◆ **What is required**
Reproduce each line exactly. Skip none.

## Start Provided data

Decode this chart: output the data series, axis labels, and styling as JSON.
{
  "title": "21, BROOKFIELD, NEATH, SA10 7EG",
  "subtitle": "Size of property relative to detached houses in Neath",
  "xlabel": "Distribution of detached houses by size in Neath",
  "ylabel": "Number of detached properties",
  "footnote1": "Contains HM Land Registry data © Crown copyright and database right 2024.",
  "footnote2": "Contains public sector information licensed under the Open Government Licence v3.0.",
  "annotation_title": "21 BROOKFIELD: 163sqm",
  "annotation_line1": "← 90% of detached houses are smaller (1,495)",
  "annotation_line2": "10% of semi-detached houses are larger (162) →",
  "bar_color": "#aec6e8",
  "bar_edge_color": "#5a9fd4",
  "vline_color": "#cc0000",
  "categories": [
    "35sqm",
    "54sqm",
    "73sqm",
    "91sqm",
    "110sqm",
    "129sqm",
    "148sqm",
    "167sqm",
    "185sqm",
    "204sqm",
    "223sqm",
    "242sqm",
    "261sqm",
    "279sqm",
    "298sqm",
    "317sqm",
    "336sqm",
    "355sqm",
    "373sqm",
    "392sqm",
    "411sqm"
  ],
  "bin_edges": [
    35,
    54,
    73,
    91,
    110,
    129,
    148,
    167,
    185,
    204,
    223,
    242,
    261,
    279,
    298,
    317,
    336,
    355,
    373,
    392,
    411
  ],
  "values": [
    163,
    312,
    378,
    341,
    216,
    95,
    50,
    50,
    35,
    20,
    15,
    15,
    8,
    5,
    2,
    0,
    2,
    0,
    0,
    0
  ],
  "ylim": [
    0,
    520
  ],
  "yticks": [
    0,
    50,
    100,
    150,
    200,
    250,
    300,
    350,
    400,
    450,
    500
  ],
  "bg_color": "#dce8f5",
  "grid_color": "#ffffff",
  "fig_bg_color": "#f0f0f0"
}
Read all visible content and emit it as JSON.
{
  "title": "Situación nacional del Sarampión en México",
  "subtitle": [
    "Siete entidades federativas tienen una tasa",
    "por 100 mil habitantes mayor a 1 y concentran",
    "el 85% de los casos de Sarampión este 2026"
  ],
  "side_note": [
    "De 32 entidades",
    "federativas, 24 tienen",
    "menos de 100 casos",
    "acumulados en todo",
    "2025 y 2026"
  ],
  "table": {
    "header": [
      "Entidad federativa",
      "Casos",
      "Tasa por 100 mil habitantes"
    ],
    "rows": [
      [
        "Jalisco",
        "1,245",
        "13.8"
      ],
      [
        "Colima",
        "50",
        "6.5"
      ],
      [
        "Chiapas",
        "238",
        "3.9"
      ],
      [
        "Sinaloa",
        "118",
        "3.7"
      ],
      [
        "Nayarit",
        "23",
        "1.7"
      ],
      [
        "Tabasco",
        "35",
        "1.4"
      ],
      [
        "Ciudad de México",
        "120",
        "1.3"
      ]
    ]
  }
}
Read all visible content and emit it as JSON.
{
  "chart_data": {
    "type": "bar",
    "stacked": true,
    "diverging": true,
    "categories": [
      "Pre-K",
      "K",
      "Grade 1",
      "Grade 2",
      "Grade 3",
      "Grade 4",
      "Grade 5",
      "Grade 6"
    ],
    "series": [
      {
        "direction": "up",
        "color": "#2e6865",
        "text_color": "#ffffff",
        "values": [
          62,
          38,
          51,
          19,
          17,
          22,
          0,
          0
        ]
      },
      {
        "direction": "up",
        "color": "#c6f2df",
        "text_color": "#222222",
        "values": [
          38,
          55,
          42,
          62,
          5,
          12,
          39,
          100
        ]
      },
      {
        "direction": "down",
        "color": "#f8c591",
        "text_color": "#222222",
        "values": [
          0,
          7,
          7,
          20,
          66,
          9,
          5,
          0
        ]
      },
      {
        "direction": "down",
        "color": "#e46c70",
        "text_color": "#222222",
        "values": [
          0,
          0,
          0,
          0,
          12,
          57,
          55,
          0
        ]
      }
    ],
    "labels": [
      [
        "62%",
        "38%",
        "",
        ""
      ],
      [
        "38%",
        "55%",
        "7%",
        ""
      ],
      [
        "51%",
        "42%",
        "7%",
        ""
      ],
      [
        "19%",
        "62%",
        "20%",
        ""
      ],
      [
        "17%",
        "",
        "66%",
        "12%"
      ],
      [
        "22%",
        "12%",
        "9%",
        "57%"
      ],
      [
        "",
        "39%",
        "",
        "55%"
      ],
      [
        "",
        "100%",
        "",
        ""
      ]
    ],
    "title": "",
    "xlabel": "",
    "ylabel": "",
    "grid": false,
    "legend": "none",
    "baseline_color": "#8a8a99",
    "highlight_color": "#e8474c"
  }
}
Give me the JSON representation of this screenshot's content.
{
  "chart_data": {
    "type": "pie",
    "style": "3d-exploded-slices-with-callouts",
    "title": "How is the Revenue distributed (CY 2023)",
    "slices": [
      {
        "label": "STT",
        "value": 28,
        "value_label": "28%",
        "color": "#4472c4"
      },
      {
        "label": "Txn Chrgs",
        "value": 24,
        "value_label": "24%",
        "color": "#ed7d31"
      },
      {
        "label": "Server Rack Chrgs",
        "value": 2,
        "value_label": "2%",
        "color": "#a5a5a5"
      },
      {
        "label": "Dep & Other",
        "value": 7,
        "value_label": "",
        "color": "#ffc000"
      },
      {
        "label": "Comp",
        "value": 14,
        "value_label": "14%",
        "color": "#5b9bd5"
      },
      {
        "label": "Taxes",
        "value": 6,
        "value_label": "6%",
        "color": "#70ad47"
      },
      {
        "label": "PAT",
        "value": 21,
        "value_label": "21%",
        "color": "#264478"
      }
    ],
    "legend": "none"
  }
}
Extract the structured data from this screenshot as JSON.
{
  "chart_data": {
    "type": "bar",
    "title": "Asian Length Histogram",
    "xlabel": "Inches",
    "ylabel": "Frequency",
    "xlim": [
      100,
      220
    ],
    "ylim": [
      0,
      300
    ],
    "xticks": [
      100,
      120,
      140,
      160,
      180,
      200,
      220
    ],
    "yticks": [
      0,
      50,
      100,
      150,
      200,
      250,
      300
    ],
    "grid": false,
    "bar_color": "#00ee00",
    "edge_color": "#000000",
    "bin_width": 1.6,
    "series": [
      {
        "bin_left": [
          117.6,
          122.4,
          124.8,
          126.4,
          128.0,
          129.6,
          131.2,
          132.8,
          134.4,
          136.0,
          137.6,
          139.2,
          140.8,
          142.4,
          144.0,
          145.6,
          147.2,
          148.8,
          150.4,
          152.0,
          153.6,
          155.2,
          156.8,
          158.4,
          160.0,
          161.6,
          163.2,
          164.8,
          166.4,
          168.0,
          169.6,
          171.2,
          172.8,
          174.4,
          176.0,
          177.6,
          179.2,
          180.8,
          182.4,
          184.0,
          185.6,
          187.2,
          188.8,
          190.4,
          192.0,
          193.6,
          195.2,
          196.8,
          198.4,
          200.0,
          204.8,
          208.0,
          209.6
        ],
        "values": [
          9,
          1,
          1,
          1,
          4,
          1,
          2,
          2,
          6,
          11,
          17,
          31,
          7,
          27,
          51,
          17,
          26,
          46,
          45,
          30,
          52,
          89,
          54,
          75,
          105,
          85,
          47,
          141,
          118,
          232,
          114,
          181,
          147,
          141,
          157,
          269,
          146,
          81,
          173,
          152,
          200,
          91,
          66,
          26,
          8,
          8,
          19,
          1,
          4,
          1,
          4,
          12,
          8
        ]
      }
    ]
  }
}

## End Provided data

◆ **Finished task**
Decode this chart: output the data series, axis labels, and styling as JSON.
{
  "title": "21, BROOKFIELD, NEATH, SA10 7EG",
  "subtitle": "Size of property relative to detached houses in Neath",
  "xlabel": "Distribution of detached houses by size in Neath",
  "ylabel": "Number of detached properties",
  "footnote1": "Contains HM Land Registry data © Crown copyright and database right 2024.",
  "footnote2": "Contains public sector information licensed under the Open Government Licence v3.0.",
  "annotation_title": "21 BROOKFIELD: 163sqm",
  "annotation_line1": "← 90% of detached houses are smaller (1,495)",
  "annotation_line2": "10% of semi-detached houses are larger (162) →",
  "bar_color": "#aec6e8",
  "bar_edge_color": "#5a9fd4",
  "vline_color": "#cc0000",
  "categories": [
    "35sqm",
    "54sqm",
    "73sqm",
    "91sqm",
    "110sqm",
    "129sqm",
    "148sqm",
    "167sqm",
    "185sqm",
    "204sqm",
    "223sqm",
    "242sqm",
    "261sqm",
    "279sqm",
    "298sqm",
    "317sqm",
    "336sqm",
    "355sqm",
    "373sqm",
    "392sqm",
    "411sqm"
  ],
  "bin_edges": [
    35,
    54,
    73,
    91,
    110,
    129,
    148,
    167,
    185,
    204,
    223,
    242,
    261,
    279,
    298,
    317,
    336,
    355,
    373,
    392,
    411
  ],
  "values": [
    163,
    312,
    378,
    341,
    216,
    95,
    50,
    50,
    35,
    20,
    15,
    15,
    8,
    5,
    2,
    0,
    2,
    0,
    0,
    0
  ],
  "ylim": [
    0,
    520
  ],
  "yticks": [
    0,
    50,
    100,
    150,
    200,
    250,
    300,
    350,
    400,
    450,
    500
  ],
  "bg_color": "#dce8f5",
  "grid_color": "#ffffff",
  "fig_bg_color": "#f0f0f0"
}
Read all visible content and emit it as JSON.
{
  "title": "Situación nacional del Sarampión en México",
  "subtitle": [
    "Siete entidades federativas tienen una tasa",
    "por 100 mil habitantes mayor a 1 y concentran",
    "el 85% de los casos de Sarampión este 2026"
  ],
  "side_note": [
    "De 32 entidades",
    "federativas, 24 tienen",
    "menos de 100 casos",
    "acumulados en todo",
    "2025 y 2026"
  ],
  "table": {
    "header": [
      "Entidad federativa",
      "Casos",
      "Tasa por 100 mil habitantes"
    ],
    "rows": [
      [
        "Jalisco",
        "1,245",
        "13.8"
      ],
      [
        "Colima",
        "50",
        "6.5"
      ],
      [
        "Chiapas",
        "238",
        "3.9"
      ],
      [
        "Sinaloa",
        "118",
        "3.7"
      ],
      [
        "Nayarit",
        "23",
        "1.7"
      ],
      [
        "Tabasco",
        "35",
        "1.4"
      ],
      [
        "Ciudad de México",
        "120",
        "1.3"
      ]
    ]
  }
}
Read all visible content and emit it as JSON.
{
  "chart_data": {
    "type": "bar",
    "stacked": true,
    "diverging": true,
    "categories": [
      "Pre-K",
      "K",
      "Grade 1",
      "Grade 2",
      "Grade 3",
      "Grade 4",
      "Grade 5",
      "Grade 6"
    ],
    "series": [
      {
        "direction": "up",
        "color": "#2e6865",
        "text_color": "#ffffff",
        "values": [
          62,
          38,
          51,
          19,
          17,
          22,
          0,
          0
        ]
      },
      {
        "direction": "up",
        "color": "#c6f2df",
        "text_color": "#222222",
        "values": [
          38,
          55,
          42,
          62,
          5,
          12,
          39,
          100
        ]
      },
      {
        "direction": "down",
        "color": "#f8c591",
        "text_color": "#222222",
        "values": [
          0,
          7,
          7,
          20,
          66,
          9,
          5,
          0
        ]
      },
      {
        "direction": "down",
        "color": "#e46c70",
        "text_color": "#222222",
        "values": [
          0,
          0,
          0,
          0,
          12,
          57,
          55,
          0
        ]
      }
    ],
    "labels": [
      [
        "62%",
        "38%",
        "",
        ""
      ],
      [
        "38%",
        "55%",
        "7%",
        ""
      ],
      [
        "51%",
        "42%",
        "7%",
        ""
      ],
      [
        "19%",
        "62%",
        "20%",
        ""
      ],
      [
        "17%",
        "",
        "66%",
        "12%"
      ],
      [
        "22%",
        "12%",
        "9%",
        "57%"
      ],
      [
        "",
        "39%",
        "",
        "55%"
      ],
      [
        "",
        "100%",
        "",
        ""
      ]
    ],
    "title": "",
    "xlabel": "",
    "ylabel": "",
    "grid": false,
    "legend": "none",
    "baseline_color": "#8a8a99",
    "highlight_color": "#e8474c"
  }
}
Give me the JSON representation of this screenshot's content.
{
  "chart_data": {
    "type": "pie",
    "style": "3d-exploded-slices-with-callouts",
    "title": "How is the Revenue distributed (CY 2023)",
    "slices": [
      {
        "label": "STT",
        "value": 28,
        "value_label": "28%",
        "color": "#4472c4"
      },
      {
        "label": "Txn Chrgs",
        "value": 24,
        "value_label": "24%",
        "color": "#ed7d31"
      },
      {
        "label": "Server Rack Chrgs",
        "value": 2,
        "value_label": "2%",
        "color": "#a5a5a5"
      },
      {
        "label": "Dep & Other",
        "value": 7,
        "value_label": "",
        "color": "#ffc000"
      },
      {
        "label": "Comp",
        "value": 14,
        "value_label": "14%",
        "color": "#5b9bd5"
      },
      {
        "label": "Taxes",
        "value": 6,
        "value_label": "6%",
        "color": "#70ad47"
      },
      {
        "label": "PAT",
        "value": 21,
        "value_label": "21%",
        "color": "#264478"
      }
    ],
    "legend": "none"
  }
}
Extract the structured data from this screenshot as JSON.
{
  "chart_data": {
    "type": "bar",
    "title": "Asian Length Histogram",
    "xlabel": "Inches",
    "ylabel": "Frequency",
    "xlim": [
      100,
      220
    ],
    "ylim": [
      0,
      300
    ],
    "xticks": [
      100,
      120,
      140,
      160,
      180,
      200,
      220
    ],
    "yticks": [
      0,
      50,
      100,
      150,
      200,
      250,
      300
    ],
    "grid": false,
    "bar_color": "#00ee00",
    "edge_color": "#000000",
    "bin_width": 1.6,
    "series": [
      {
        "bin_left": [
          117.6,
          122.4,
          124.8,
          126.4,
          128.0,
          129.6,
          131.2,
          132.8,
          134.4,
          136.0,
          137.6,
          139.2,
          140.8,
          142.4,
          144.0,
          145.6,
          147.2,
          148.8,
          150.4,
          152.0,
          153.6,
          155.2,
          156.8,
          158.4,
          160.0,
          161.6,
          163.2,
          164.8,
          166.4,
          168.0,
          169.6,
          171.2,
          172.8,
          174.4,
          176.0,
          177.6,
          179.2,
          180.8,
          182.4,
          184.0,
          185.6,
          187.2,
          188.8,
          190.4,
          192.0,
          193.6,
          195.2,
          196.8,
          198.4,
          200.0,
          204.8,
          208.0,
          209.6
        ],
        "values": [
          9,
          1,
          1,
          1,
          4,
          1,
          2,
          2,
          6,
          11,
          17,
          31,
          7,
          27,
          51,
          17,
          26,
          46,
          45,
          30,
          52,
          89,
          54,
          75,
          105,
          85,
          47,
          141,
          118,
          232,
          114,
          181,
          147,
          141,
          157,
          269,
          146,
          81,
          173,
          152,
          200,
          91,
          66,
          26,
          8,
          8,
          19,
          1,
          4,
          1,
          4,
          12,
          8
        ]
      }
    ]
  }
}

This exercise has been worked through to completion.